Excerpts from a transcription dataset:
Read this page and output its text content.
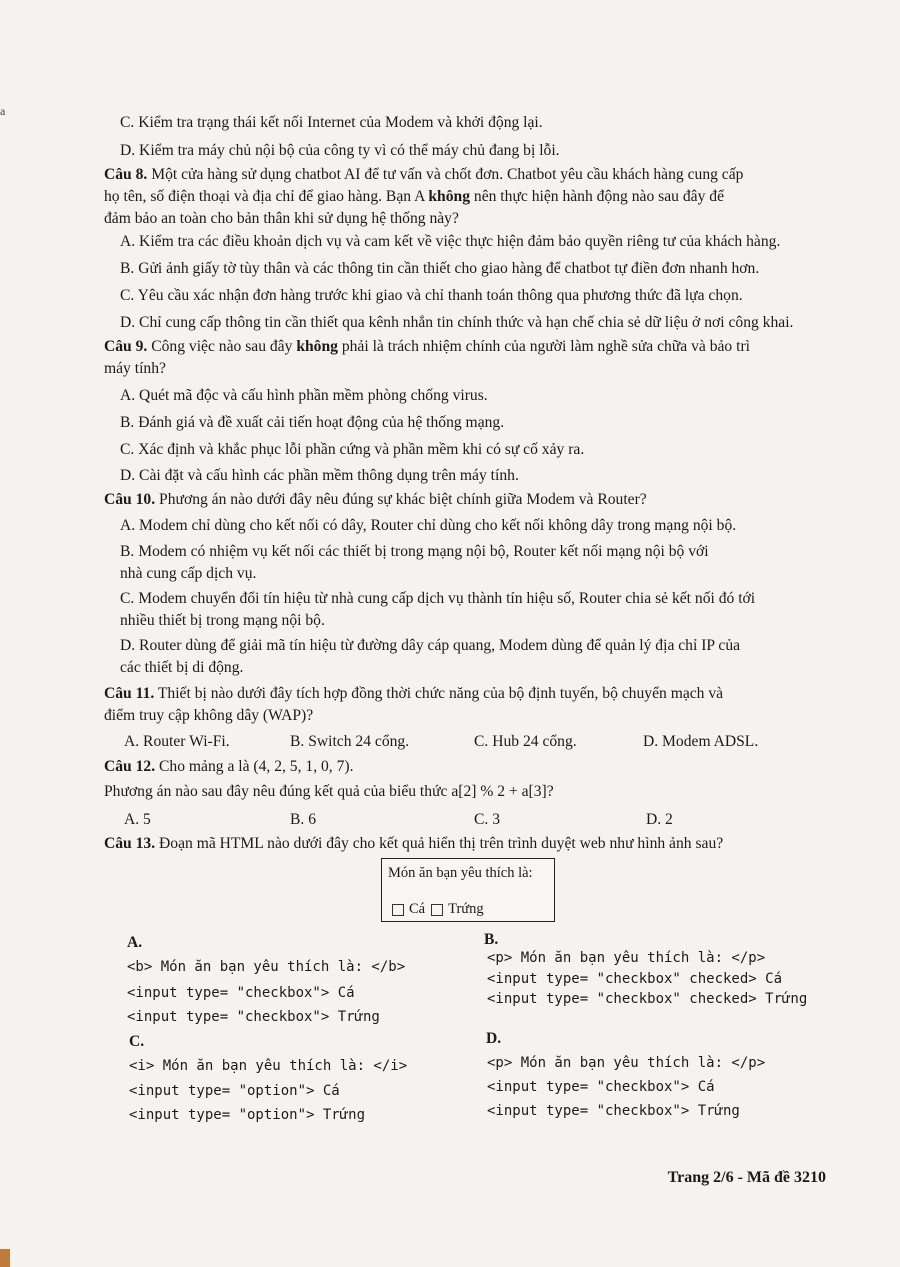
a
C. Kiểm tra trạng thái kết nối Internet của Modem và khởi động lại.
D. Kiểm tra máy chủ nội bộ của công ty vì có thể máy chủ đang bị lỗi.
Câu 8. Một cửa hàng sử dụng chatbot AI để tư vấn và chốt đơn. Chatbot yêu cầu khách hàng cung cấp
họ tên, số điện thoại và địa chỉ để giao hàng. Bạn A không nên thực hiện hành động nào sau đây để
đảm bảo an toàn cho bản thân khi sử dụng hệ thống này?
A. Kiểm tra các điều khoản dịch vụ và cam kết về việc thực hiện đảm bảo quyền riêng tư của khách hàng.
B. Gửi ảnh giấy tờ tùy thân và các thông tin cần thiết cho giao hàng để chatbot tự điền đơn nhanh hơn.
C. Yêu cầu xác nhận đơn hàng trước khi giao và chỉ thanh toán thông qua phương thức đã lựa chọn.
D. Chỉ cung cấp thông tin cần thiết qua kênh nhắn tin chính thức và hạn chế chia sẻ dữ liệu ở nơi công khai.
Câu 9. Công việc nào sau đây không phải là trách nhiệm chính của người làm nghề sửa chữa và bảo trì
máy tính?
A. Quét mã độc và cấu hình phần mềm phòng chống virus.
B. Đánh giá và đề xuất cải tiến hoạt động của hệ thống mạng.
C. Xác định và khắc phục lỗi phần cứng và phần mềm khi có sự cố xảy ra.
D. Cài đặt và cấu hình các phần mềm thông dụng trên máy tính.
Câu 10. Phương án nào dưới đây nêu đúng sự khác biệt chính giữa Modem và Router?
A. Modem chỉ dùng cho kết nối có dây, Router chỉ dùng cho kết nối không dây trong mạng nội bộ.
B. Modem có nhiệm vụ kết nối các thiết bị trong mạng nội bộ, Router kết nối mạng nội bộ với
nhà cung cấp dịch vụ.
C. Modem chuyển đổi tín hiệu từ nhà cung cấp dịch vụ thành tín hiệu số, Router chia sẻ kết nối đó tới
nhiều thiết bị trong mạng nội bộ.
D. Router dùng để giải mã tín hiệu từ đường dây cáp quang, Modem dùng để quản lý địa chỉ IP của
các thiết bị di động.
Câu 11. Thiết bị nào dưới đây tích hợp đồng thời chức năng của bộ định tuyến, bộ chuyển mạch và
điểm truy cập không dây (WAP)?
A. Router Wi-Fi.	B. Switch 24 cổng.	C. Hub 24 cổng.	D. Modem ADSL.
Câu 12. Cho mảng a là (4, 2, 5, 1, 0, 7).
Phương án nào sau đây nêu đúng kết quả của biểu thức a[2] % 2 + a[3]?
A. 5	B. 6	C. 3	D. 2
Câu 13. Đoạn mã HTML nào dưới đây cho kết quả hiển thị trên trình duyệt web như hình ảnh sau?
Món ăn bạn yêu thích là:
Cá Trứng
A.
<b> Món ăn bạn yêu thích là: </b>
<input type= "checkbox"> Cá
<input type= "checkbox"> Trứng
B.
<p> Món ăn bạn yêu thích là: </p>
<input type= "checkbox" checked> Cá
<input type= "checkbox" checked> Trứng
C.
<i> Món ăn bạn yêu thích là: </i>
<input type= "option"> Cá
<input type= "option"> Trứng
D.
<p> Món ăn bạn yêu thích là: </p>
<input type= "checkbox"> Cá
<input type= "checkbox"> Trứng
Trang 2/6 - Mã đề 3210
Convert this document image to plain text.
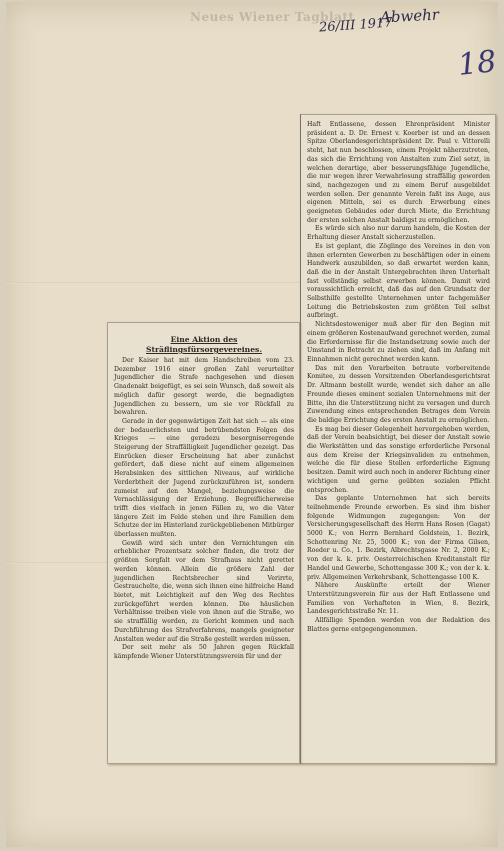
Neues Wiener Tagblatt Abwehr
26/III 1917
18

Haft Entlassene, dessen Ehrenpräsident Minister präsident a. D. Dr. Ernest v. Koerber ist und an dessen Spitze Oberlandesgerichtspräsident Dr. Paul v. Vittorelli steht, hat nun beschlossen, einem Projekt näherzutreten, das sich die Errichtung von Anstalten zum Ziel setzt, in welchen derartige, aber besserungsfähige Jugendliche, die nur wegen ihrer Verwahrlosung straffällig geworden sind, nachgezogen und zu einem Beruf ausgebildet werden sollen. Der genannte Verein faßt ins Auge, aus eigenen Mitteln, sei es durch Erwerbung eines geeigneten Gebäudes oder durch Miete, die Errichtung der ersten solchen Anstalt baldigst zu ermöglichen.

Es würde sich also nur darum handeln, die Kosten der Erhaltung dieser Anstalt sicherzustellen.

Es ist geplant, die Zöglinge des Vereines in den von ihnen erlernten Gewerben zu beschäftigen oder in einem Handwerk auszubilden, so daß erwartet werden kann, daß die in der Anstalt Untergebrachten ihren Unterhalt fast vollständig selbst erwerben können. Damit wird voraussichtlich erreicht, daß das auf den Grundsatz der Selbsthilfe gestellte Unternehmen unter fachgemäßer Leitung die Betriebskosten zum größten Teil selbst aufbringt.

Nichtsdestoweniger muß aber für den Beginn mit einem größeren Kostenaufwand gerechnet werden, zumal die Erfordernisse für die Instandsetzung sowie auch der Umstand in Betracht zu ziehen sind, daß im Anfang mit Einnahmen nicht gerechnet werden kann.

Das mit den Vorarbeiten betraute vorbereitende Komitee, zu dessen Vorsitzenden Oberlandesgerichtsrat Dr. Altmann bestellt wurde, wendet sich daher an alle Freunde dieses eminent sozialen Unternehmens mit der Bitte, ihn die Unterstützung nicht zu versagen und durch Zuwendung eines entsprechenden Betrages dem Verein die baldige Errichtung des ersten Anstalt zu ermöglichen.

Es mag bei dieser Gelegenheit hervorgehoben werden, daß der Verein beabsichtigt, bei dieser der Anstalt sowie die Werkstätten und das sonstige erforderliche Personal aus dem Kreise der Kriegsinvaliden zu entnehmen, welche die für diese Stellen erforderliche Eignung besitzen. Damit wird auch noch in anderer Richtung einer wichtigen und gerne geübten sozialen Pflicht entsprochen.

Das geplante Unternehmen hat sich bereits teilnehmende Freunde erworben. Es sind ihm bisher folgende Widmungen zugegangen: Von der Versicherungsgesellschaft des Herrn Hans Rosen (Gagat) 5000 K.; von Herrn Bernhard Goldstein, 1. Bezirk, Schottenring Nr. 25, 5000 K.; von der Firma Gilsen, Roeder u. Co., 1. Bezirk, Albrechtsgasse Nr. 2, 2000 K.; von der k. k. priv. Oesterreichischen Kreditanstalt für Handel und Gewerbe, Schottengasse 300 K.; von der k. k. priv. Allgemeinen Verkehrsbank, Schottengasse 100 K.

Nähere Auskünfte erteilt der Wiener Unterstützungsverein für aus der Haft Entlassene und Familien von Verhafteten in Wien, 8. Bezirk, Landesgerichtsstraße Nr. 11.

Allfällige Spenden werden von der Redaktion des Blattes gerne entgegengenommen.

Eine Aktion des Sträflingsfürsorgevereines.

Der Kaiser hat mit dem Handschreiben vom 23. Dezember 1916 einer großen Zahl verurteilter Jugendlicher die Strafe nachgesehen und diesen Gnadenakt beigefügt, es sei sein Wunsch, daß soweit als möglich dafür gesorgt werde, die begnadigten Jugendlichen zu bessern, um sie vor Rückfall zu bewahren.

Gerade in der gegenwärtigen Zeit hat sich — als eine der bedauerlichsten und betrübendsten Folgen des Krieges — eine geradezu besorgniserregende Steigerung der Straffälligkeit Jugendlicher gezeigt. Das Einrücken dieser Erscheinung hat aber zunächst gefördert, daß diese nicht auf einem allgemeinen Herabsinken des sittlichen Niveaus, auf wirkliche Verderbtheit der Jugend zurückzuführen ist, sondern zumeist auf den Mangel, beziehungsweise die Vernachlässigung der Erziehung. Begreiflicherweise trifft dies vielfach in jenen Fällen zu, wo die Väter längere Zeit im Felde stehen und ihre Familien dem Schutze der im Hinterland zurückgebliebenen Mitbürger überlassen mußten.

Gewiß wird sich unter den Vernichtungen ein erheblicher Prozentsatz solcher finden, die trotz der größten Sorgfalt vor dem Strafhaus nicht gerettet werden können. Allein die größere Zahl der jugendlichen Rechtsbrecher sind Verirrte, Gestrauchelte, die, wenn sich ihnen eine hilfreiche Hand bietet, mit Leichtigkeit auf den Weg des Rechtes zurückgeführt werden können. Die häuslichen Verhältnisse treiben viele von ihnen auf die Straße, wo sie straffällig werden, zu Gericht kommen und nach Durchführung des Strafverfahrens, mangels geeigneter Anstalten weder auf die Straße gestellt werden müssen.

Der seit mehr als 50 Jahren gegen Rückfall kämpfende Wiener Unterstützungsverein für und der
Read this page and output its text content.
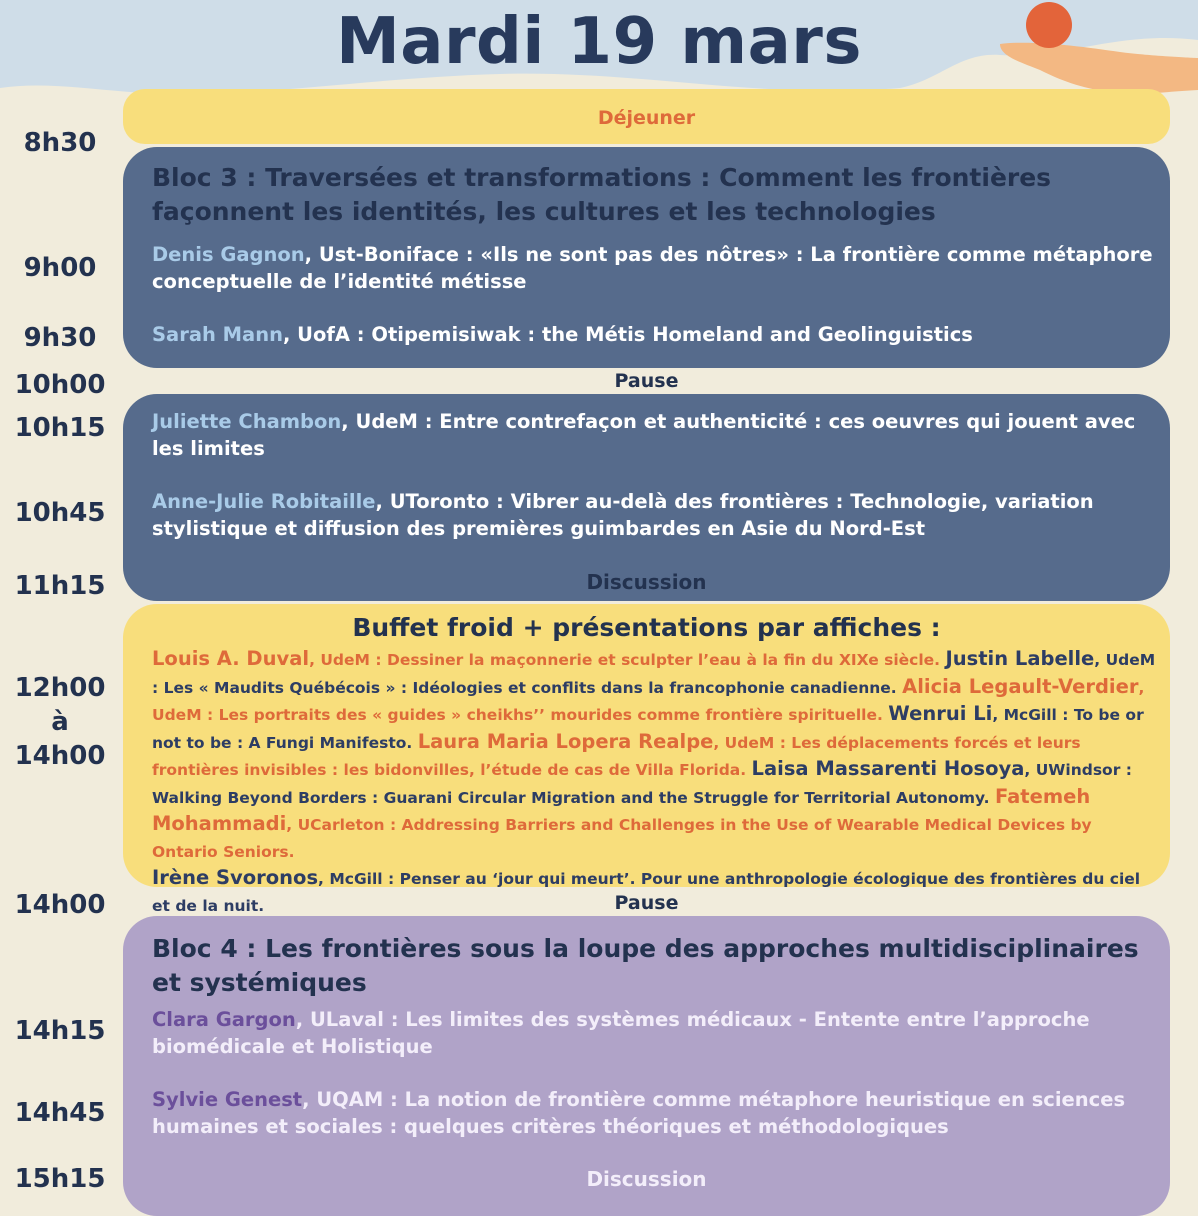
Mardi 19 mars
8h30
9h00
9h30
10h00
10h15
10h45
11h15
12h00
à
14h00
14h00
14h15
14h45
15h15
Déjeuner
Bloc 3 : Traversées et transformations : Comment les frontières façonnent les identités, les cultures et les technologies
Denis Gagnon, Ust-Boniface : «Ils ne sont pas des nôtres» : La frontière comme métaphore conceptuelle de l’identité métisse
Sarah Mann, UofA : Otipemisiwak : the Métis Homeland and Geolinguistics
Pause
Juliette Chambon, UdeM : Entre contrefaçon et authenticité : ces oeuvres qui jouent avec les limites
Anne-Julie Robitaille, UToronto : Vibrer au-delà des frontières : Technologie, variation stylistique et diffusion des premières guimbardes en Asie du Nord-Est
Discussion
Buffet froid + présentations par affiches :
Louis A. Duval, UdeM : Dessiner la maçonnerie et sculpter l’eau à la fin du XIXe siècle. Justin Labelle, UdeM : Les « Maudits Québécois » : Idéologies et conflits dans la francophonie canadienne. Alicia Legault-Verdier, UdeM : Les portraits des « guides » cheikhs’’ mourides comme frontière spirituelle. Wenrui Li, McGill : To be or not to be : A Fungi Manifesto. Laura Maria Lopera Realpe, UdeM : Les déplacements forcés et leurs frontières invisibles : les bidonvilles, l’étude de cas de Villa Florida. Laisa Massarenti Hosoya, UWindsor : Walking Beyond Borders : Guarani Circular Migration and the Struggle for Territorial Autonomy. Fatemeh Mohammadi, UCarleton : Addressing Barriers and Challenges in the Use of Wearable Medical Devices by Ontario Seniors.
Irène Svoronos, McGill : Penser au ‘jour qui meurt’. Pour une anthropologie écologique des frontières du ciel et de la nuit.	Pause
Bloc 4 : Les frontières sous la loupe des approches multidisciplinaires et systémiques
Clara Gargon, ULaval : Les limites des systèmes médicaux - Entente entre l’approche biomédicale et Holistique
Sylvie Genest, UQAM : La notion de frontière comme métaphore heuristique en sciences humaines et sociales : quelques critères théoriques et méthodologiques
Discussion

To do: Copy out the lines of the data where the word "hiện" can be found.

Solution:
họ tên, số điện thoại và địa chỉ để giao hàng. Bạn A không nên thực hiện hành động nào sau đây để
A. Kiểm tra các điều khoản dịch vụ và cam kết về việc thực hiện đảm bảo quyền riêng tư của khách hàng.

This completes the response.